§ Direction: Of the lines listed below, how many contain the string "nagu"? Answer with the number alone.

§ Stored records:
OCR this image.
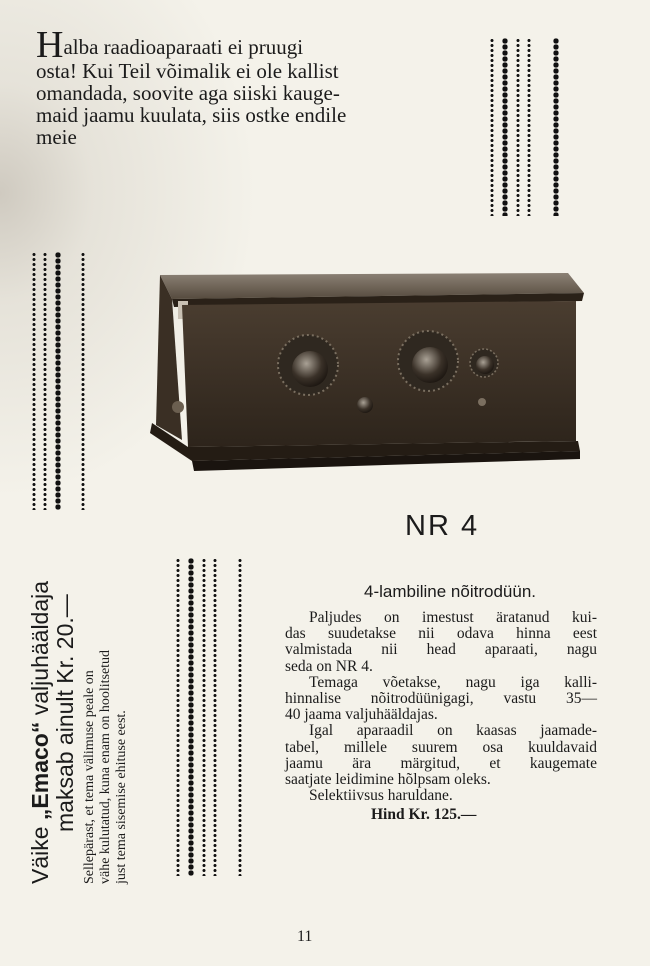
Halba raadioaparaati ei pruugi
osta! Kui Teil võimalik ei ole kallist
omandada, soovite aga siiski kauge-
maid jaamu kuulata, siis ostke endile
meie
NR 4
Väike „Emaco“ valjuhääldaja maksab ainult Kr. 20.— Sellepärast, et tema välimuse peale on vähe kulutatud, kuna enam on hoolitsetud just tema sisemise ehituse eest.
4-lambiline nõitrodüün.
Paljudes on imestust äratanud kui-
das suudetakse nii odava hinna eest
valmistada nii head aparaati, nagu
seda on NR 4.
Temaga võetakse, nagu iga kalli-
hinnalise nõitrodüünigagi, vastu 35—
40 jaama valjuhääldajas.
Igal aparaadil on kaasas jaamade-
tabel, millele suurem osa kuuldavaid
jaamu ära märgitud, et kaugemate
saatjate leidimine hõlpsam oleks.
Selektiivsus haruldane.
Hind Kr. 125.—
11
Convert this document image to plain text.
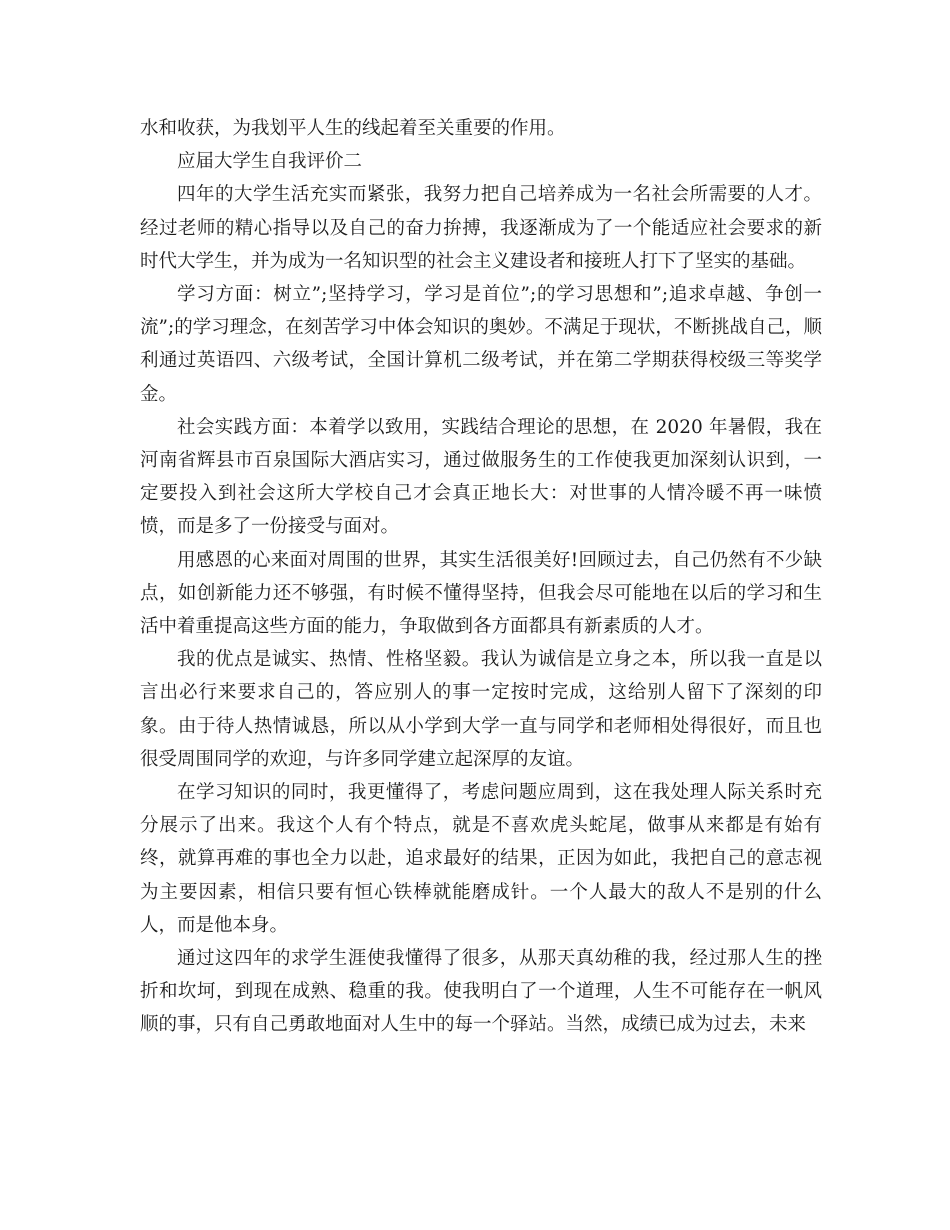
水和收获，为我划平人生的线起着至关重要的作用。

应届大学生自我评价二

四年的大学生活充实而紧张，我努力把自己培养成为一名社会所需要的人才。经过老师的精心指导以及自己的奋力拚搏，我逐渐成为了一个能适应社会要求的新时代大学生，并为成为一名知识型的社会主义建设者和接班人打下了坚实的基础。

学习方面：树立”;坚持学习，学习是首位”;的学习思想和”;追求卓越、争创一流”;的学习理念，在刻苦学习中体会知识的奥妙。不满足于现状，不断挑战自己，顺利通过英语四、六级考试，全国计算机二级考试，并在第二学期获得校级三等奖学金。

社会实践方面：本着学以致用，实践结合理论的思想，在 2020 年暑假，我在河南省辉县市百泉国际大酒店实习，通过做服务生的工作使我更加深刻认识到，一定要投入到社会这所大学校自己才会真正地长大：对世事的人情冷暖不再一味愤愤，而是多了一份接受与面对。

用感恩的心来面对周围的世界，其实生活很美好!回顾过去，自己仍然有不少缺点，如创新能力还不够强，有时候不懂得坚持，但我会尽可能地在以后的学习和生活中着重提高这些方面的能力，争取做到各方面都具有新素质的人才。

我的优点是诚实、热情、性格坚毅。我认为诚信是立身之本，所以我一直是以言出必行来要求自己的，答应别人的事一定按时完成，这给别人留下了深刻的印象。由于待人热情诚恳，所以从小学到大学一直与同学和老师相处得很好，而且也很受周围同学的欢迎，与许多同学建立起深厚的友谊。

在学习知识的同时，我更懂得了，考虑问题应周到，这在我处理人际关系时充分展示了出来。我这个人有个特点，就是不喜欢虎头蛇尾，做事从来都是有始有终，就算再难的事也全力以赴，追求最好的结果，正因为如此，我把自己的意志视为主要因素，相信只要有恒心铁棒就能磨成针。一个人最大的敌人不是别的什么人，而是他本身。

通过这四年的求学生涯使我懂得了很多，从那天真幼稚的我，经过那人生的挫折和坎坷，到现在成熟、稳重的我。使我明白了一个道理，人生不可能存在一帆风顺的事，只有自己勇敢地面对人生中的每一个驿站。当然，成绩已成为过去，未来
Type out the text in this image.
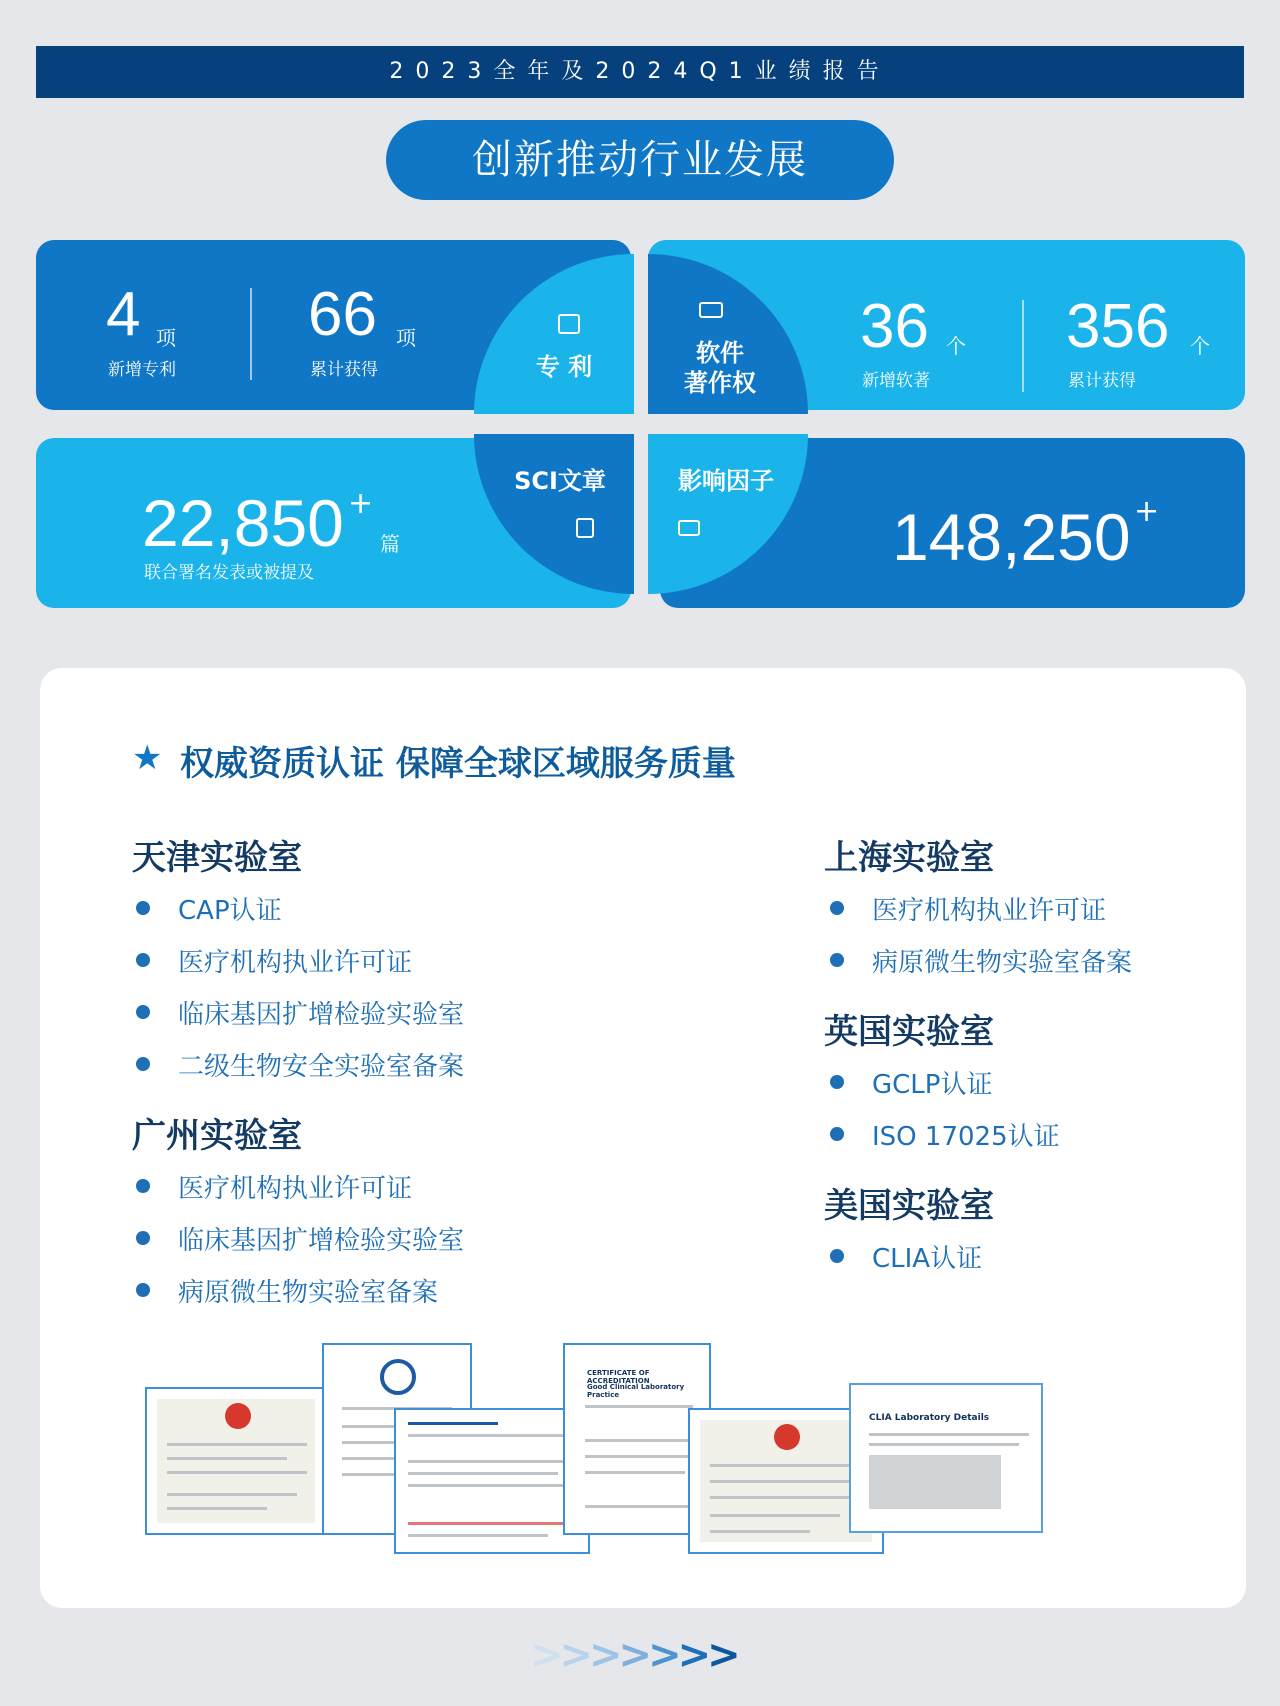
2023全年及2024Q1业绩报告
创新推动行业发展
4 项
新增专利
66 项
累计获得
36 个
新增软著
356 个
累计获得
22,850 +
篇
联合署名发表或被提及	148,250 +
专 利	软件
著作权
SCI文章	影响因子
★ 权威资质认证 保障全球区域服务质量
天津实验室
CAP认证
医疗机构执业许可证
临床基因扩增检验实验室
二级生物安全实验室备案
广州实验室
医疗机构执业许可证
临床基因扩增检验实验室
病原微生物实验室备案
上海实验室
医疗机构执业许可证
病原微生物实验室备案
英国实验室
GCLP认证
ISO 17025认证
美国实验室
CLIA认证
CERTIFICATE OF ACCREDITATION
Good Clinical Laboratory Practice
CLIA Laboratory Details
>>>>>>>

§ Full answer: 2